■ **Exercise data**:

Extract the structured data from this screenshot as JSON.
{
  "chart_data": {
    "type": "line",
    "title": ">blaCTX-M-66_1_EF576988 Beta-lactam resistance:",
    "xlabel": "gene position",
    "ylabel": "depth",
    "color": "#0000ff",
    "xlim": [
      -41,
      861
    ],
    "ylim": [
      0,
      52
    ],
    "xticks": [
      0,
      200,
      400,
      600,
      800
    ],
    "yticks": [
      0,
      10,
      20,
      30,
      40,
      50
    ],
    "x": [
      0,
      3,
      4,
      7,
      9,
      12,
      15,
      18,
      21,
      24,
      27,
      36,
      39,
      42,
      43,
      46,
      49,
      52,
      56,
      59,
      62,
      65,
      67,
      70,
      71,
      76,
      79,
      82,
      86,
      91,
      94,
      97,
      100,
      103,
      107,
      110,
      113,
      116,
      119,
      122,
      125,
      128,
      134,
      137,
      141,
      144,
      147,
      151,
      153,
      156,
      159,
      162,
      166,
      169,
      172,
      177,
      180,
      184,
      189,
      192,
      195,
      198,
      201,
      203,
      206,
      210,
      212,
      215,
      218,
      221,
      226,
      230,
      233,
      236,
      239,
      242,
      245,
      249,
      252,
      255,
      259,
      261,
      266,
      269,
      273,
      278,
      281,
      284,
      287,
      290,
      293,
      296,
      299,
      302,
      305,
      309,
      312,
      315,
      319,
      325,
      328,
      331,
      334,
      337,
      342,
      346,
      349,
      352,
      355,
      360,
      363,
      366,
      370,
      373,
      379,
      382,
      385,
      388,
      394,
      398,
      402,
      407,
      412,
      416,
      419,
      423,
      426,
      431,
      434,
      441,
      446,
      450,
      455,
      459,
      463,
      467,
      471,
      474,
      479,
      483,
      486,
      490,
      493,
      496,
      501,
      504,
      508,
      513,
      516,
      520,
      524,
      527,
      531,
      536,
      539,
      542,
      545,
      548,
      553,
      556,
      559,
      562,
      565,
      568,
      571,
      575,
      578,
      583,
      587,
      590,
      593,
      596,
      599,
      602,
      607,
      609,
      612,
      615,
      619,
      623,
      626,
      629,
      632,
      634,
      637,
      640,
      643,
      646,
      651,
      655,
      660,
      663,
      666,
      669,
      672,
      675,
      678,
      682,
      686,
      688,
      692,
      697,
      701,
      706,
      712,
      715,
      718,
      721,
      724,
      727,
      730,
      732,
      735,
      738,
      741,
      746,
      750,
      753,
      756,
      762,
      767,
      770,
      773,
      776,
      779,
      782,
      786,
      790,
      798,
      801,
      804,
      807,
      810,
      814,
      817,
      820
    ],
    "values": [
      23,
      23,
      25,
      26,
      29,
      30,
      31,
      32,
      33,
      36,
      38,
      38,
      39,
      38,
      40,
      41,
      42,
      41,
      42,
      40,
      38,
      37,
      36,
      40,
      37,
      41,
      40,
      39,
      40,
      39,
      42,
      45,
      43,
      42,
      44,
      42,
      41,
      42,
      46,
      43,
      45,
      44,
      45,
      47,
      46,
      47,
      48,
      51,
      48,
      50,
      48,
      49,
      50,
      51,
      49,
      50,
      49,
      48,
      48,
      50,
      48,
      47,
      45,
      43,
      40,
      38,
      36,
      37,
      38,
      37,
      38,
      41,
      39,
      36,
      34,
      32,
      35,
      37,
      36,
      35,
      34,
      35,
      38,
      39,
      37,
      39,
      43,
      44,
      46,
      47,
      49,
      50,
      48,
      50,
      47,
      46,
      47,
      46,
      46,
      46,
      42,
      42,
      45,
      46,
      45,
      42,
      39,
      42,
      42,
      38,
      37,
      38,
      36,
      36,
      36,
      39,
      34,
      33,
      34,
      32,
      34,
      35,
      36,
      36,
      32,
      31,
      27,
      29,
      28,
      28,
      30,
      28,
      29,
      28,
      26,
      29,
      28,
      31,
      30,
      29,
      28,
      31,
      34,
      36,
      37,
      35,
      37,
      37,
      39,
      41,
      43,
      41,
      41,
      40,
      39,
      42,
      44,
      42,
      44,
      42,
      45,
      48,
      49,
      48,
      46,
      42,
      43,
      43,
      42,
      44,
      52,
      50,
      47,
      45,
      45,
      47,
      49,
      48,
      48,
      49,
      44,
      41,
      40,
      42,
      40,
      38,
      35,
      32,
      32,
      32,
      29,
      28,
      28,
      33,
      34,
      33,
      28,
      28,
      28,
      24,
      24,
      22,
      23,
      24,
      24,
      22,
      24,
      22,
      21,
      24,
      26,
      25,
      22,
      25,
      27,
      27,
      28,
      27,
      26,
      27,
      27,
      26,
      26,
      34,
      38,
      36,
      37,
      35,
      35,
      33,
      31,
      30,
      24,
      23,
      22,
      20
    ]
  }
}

■ **What you should do**: Write out every line from the records above, word for word.

■ **Result of this task**:
Extract the structured data from this screenshot as JSON.
{
  "chart_data": {
    "type": "line",
    "title": ">blaCTX-M-66_1_EF576988 Beta-lactam resistance:",
    "xlabel": "gene position",
    "ylabel": "depth",
    "color": "#0000ff",
    "xlim": [
      -41,
      861
    ],
    "ylim": [
      0,
      52
    ],
    "xticks": [
      0,
      200,
      400,
      600,
      800
    ],
    "yticks": [
      0,
      10,
      20,
      30,
      40,
      50
    ],
    "x": [
      0,
      3,
      4,
      7,
      9,
      12,
      15,
      18,
      21,
      24,
      27,
      36,
      39,
      42,
      43,
      46,
      49,
      52,
      56,
      59,
      62,
      65,
      67,
      70,
      71,
      76,
      79,
      82,
      86,
      91,
      94,
      97,
      100,
      103,
      107,
      110,
      113,
      116,
      119,
      122,
      125,
      128,
      134,
      137,
      141,
      144,
      147,
      151,
      153,
      156,
      159,
      162,
      166,
      169,
      172,
      177,
      180,
      184,
      189,
      192,
      195,
      198,
      201,
      203,
      206,
      210,
      212,
      215,
      218,
      221,
      226,
      230,
      233,
      236,
      239,
      242,
      245,
      249,
      252,
      255,
      259,
      261,
      266,
      269,
      273,
      278,
      281,
      284,
      287,
      290,
      293,
      296,
      299,
      302,
      305,
      309,
      312,
      315,
      319,
      325,
      328,
      331,
      334,
      337,
      342,
      346,
      349,
      352,
      355,
      360,
      363,
      366,
      370,
      373,
      379,
      382,
      385,
      388,
      394,
      398,
      402,
      407,
      412,
      416,
      419,
      423,
      426,
      431,
      434,
      441,
      446,
      450,
      455,
      459,
      463,
      467,
      471,
      474,
      479,
      483,
      486,
      490,
      493,
      496,
      501,
      504,
      508,
      513,
      516,
      520,
      524,
      527,
      531,
      536,
      539,
      542,
      545,
      548,
      553,
      556,
      559,
      562,
      565,
      568,
      571,
      575,
      578,
      583,
      587,
      590,
      593,
      596,
      599,
      602,
      607,
      609,
      612,
      615,
      619,
      623,
      626,
      629,
      632,
      634,
      637,
      640,
      643,
      646,
      651,
      655,
      660,
      663,
      666,
      669,
      672,
      675,
      678,
      682,
      686,
      688,
      692,
      697,
      701,
      706,
      712,
      715,
      718,
      721,
      724,
      727,
      730,
      732,
      735,
      738,
      741,
      746,
      750,
      753,
      756,
      762,
      767,
      770,
      773,
      776,
      779,
      782,
      786,
      790,
      798,
      801,
      804,
      807,
      810,
      814,
      817,
      820
    ],
    "values": [
      23,
      23,
      25,
      26,
      29,
      30,
      31,
      32,
      33,
      36,
      38,
      38,
      39,
      38,
      40,
      41,
      42,
      41,
      42,
      40,
      38,
      37,
      36,
      40,
      37,
      41,
      40,
      39,
      40,
      39,
      42,
      45,
      43,
      42,
      44,
      42,
      41,
      42,
      46,
      43,
      45,
      44,
      45,
      47,
      46,
      47,
      48,
      51,
      48,
      50,
      48,
      49,
      50,
      51,
      49,
      50,
      49,
      48,
      48,
      50,
      48,
      47,
      45,
      43,
      40,
      38,
      36,
      37,
      38,
      37,
      38,
      41,
      39,
      36,
      34,
      32,
      35,
      37,
      36,
      35,
      34,
      35,
      38,
      39,
      37,
      39,
      43,
      44,
      46,
      47,
      49,
      50,
      48,
      50,
      47,
      46,
      47,
      46,
      46,
      46,
      42,
      42,
      45,
      46,
      45,
      42,
      39,
      42,
      42,
      38,
      37,
      38,
      36,
      36,
      36,
      39,
      34,
      33,
      34,
      32,
      34,
      35,
      36,
      36,
      32,
      31,
      27,
      29,
      28,
      28,
      30,
      28,
      29,
      28,
      26,
      29,
      28,
      31,
      30,
      29,
      28,
      31,
      34,
      36,
      37,
      35,
      37,
      37,
      39,
      41,
      43,
      41,
      41,
      40,
      39,
      42,
      44,
      42,
      44,
      42,
      45,
      48,
      49,
      48,
      46,
      42,
      43,
      43,
      42,
      44,
      52,
      50,
      47,
      45,
      45,
      47,
      49,
      48,
      48,
      49,
      44,
      41,
      40,
      42,
      40,
      38,
      35,
      32,
      32,
      32,
      29,
      28,
      28,
      33,
      34,
      33,
      28,
      28,
      28,
      24,
      24,
      22,
      23,
      24,
      24,
      22,
      24,
      22,
      21,
      24,
      26,
      25,
      22,
      25,
      27,
      27,
      28,
      27,
      26,
      27,
      27,
      26,
      26,
      34,
      38,
      36,
      37,
      35,
      35,
      33,
      31,
      30,
      24,
      23,
      22,
      20
    ]
  }
}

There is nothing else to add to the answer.